#### THE RECORDS
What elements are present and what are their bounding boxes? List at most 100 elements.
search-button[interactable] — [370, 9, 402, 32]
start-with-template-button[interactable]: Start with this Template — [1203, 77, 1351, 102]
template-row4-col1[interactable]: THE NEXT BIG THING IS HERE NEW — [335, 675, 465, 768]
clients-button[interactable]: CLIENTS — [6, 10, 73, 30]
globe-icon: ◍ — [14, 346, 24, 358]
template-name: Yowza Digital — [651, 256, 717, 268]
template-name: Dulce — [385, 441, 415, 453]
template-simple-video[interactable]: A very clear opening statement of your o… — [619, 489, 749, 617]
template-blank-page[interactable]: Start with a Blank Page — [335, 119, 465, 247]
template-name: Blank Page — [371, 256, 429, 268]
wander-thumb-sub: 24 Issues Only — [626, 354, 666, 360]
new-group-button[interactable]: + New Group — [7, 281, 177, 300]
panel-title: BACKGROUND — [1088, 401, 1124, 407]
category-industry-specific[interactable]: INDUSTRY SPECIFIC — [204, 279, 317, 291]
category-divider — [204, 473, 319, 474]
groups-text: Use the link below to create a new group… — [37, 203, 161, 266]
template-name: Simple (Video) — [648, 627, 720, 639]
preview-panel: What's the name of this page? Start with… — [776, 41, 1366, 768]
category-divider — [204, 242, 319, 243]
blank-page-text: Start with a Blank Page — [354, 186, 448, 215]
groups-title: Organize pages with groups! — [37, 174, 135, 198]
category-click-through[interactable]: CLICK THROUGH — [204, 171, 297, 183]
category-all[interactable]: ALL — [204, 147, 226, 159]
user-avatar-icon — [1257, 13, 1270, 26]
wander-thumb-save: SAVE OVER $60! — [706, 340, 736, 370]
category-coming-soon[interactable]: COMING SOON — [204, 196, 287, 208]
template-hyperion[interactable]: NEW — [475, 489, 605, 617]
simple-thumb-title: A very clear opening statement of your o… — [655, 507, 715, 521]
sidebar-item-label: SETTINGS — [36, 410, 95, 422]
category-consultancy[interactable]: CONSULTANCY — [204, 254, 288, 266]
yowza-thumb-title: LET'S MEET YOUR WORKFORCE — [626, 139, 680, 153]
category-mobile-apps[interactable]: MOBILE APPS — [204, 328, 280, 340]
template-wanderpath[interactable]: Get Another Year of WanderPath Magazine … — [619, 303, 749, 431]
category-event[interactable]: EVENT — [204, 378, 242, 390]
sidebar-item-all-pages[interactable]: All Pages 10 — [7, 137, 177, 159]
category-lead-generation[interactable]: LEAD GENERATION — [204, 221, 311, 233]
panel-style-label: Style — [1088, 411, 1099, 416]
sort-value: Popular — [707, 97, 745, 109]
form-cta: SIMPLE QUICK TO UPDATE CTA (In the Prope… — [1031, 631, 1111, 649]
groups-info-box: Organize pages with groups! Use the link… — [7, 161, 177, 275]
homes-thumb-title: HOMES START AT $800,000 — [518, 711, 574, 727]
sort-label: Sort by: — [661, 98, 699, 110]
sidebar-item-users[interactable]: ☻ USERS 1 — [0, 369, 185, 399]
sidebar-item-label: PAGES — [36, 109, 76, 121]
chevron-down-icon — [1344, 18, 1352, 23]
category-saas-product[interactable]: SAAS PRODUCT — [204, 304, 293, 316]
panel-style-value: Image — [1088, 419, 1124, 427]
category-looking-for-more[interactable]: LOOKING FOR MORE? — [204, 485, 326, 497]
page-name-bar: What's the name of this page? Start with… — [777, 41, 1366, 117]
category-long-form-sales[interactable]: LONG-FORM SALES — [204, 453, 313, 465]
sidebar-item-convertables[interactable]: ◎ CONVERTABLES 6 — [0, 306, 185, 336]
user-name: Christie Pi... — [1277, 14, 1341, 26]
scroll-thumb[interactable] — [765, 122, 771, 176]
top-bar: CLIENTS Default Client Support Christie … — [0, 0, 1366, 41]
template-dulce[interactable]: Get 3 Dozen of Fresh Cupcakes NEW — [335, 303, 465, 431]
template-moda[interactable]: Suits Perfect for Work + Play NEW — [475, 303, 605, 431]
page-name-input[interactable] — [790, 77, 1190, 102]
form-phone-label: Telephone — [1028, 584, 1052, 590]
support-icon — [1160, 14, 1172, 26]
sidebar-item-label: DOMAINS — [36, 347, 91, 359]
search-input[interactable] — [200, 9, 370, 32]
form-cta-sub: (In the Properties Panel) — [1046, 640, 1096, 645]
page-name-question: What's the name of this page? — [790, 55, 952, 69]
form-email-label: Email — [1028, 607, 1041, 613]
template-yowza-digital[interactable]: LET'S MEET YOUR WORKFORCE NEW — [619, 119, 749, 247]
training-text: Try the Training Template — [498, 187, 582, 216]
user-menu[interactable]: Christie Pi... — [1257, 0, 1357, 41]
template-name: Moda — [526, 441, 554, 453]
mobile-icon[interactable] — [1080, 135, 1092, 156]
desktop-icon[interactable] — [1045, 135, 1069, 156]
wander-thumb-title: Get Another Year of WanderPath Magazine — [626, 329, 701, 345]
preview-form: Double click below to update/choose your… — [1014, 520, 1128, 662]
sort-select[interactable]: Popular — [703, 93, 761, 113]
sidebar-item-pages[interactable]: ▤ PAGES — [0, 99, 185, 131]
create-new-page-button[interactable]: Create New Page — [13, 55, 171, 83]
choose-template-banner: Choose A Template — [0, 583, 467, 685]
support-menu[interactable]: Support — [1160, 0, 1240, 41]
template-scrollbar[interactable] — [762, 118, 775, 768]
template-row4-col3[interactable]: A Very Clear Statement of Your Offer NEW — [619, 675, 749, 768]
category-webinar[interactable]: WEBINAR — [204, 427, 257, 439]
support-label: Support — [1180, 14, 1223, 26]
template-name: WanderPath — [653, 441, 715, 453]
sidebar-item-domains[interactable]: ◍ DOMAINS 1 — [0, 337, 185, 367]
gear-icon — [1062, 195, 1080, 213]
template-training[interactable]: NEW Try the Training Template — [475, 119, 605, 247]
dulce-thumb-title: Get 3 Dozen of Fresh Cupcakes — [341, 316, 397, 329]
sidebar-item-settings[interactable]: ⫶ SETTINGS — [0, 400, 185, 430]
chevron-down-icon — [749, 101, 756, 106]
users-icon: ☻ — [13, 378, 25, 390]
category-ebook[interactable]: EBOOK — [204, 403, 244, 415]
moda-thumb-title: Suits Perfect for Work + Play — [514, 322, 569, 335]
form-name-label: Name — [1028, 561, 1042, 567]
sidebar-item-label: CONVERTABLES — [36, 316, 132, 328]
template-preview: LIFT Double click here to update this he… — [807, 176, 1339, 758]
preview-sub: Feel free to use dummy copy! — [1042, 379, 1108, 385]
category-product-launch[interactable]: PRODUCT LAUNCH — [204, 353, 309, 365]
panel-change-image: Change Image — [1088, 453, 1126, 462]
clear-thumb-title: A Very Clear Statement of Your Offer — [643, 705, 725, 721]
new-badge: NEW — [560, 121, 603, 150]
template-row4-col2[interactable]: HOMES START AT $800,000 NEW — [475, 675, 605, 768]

#### SET TASK
Please count the lines in the listing above that contain the word "Play", and reply with only that number.

#### TASK OUTPUT
2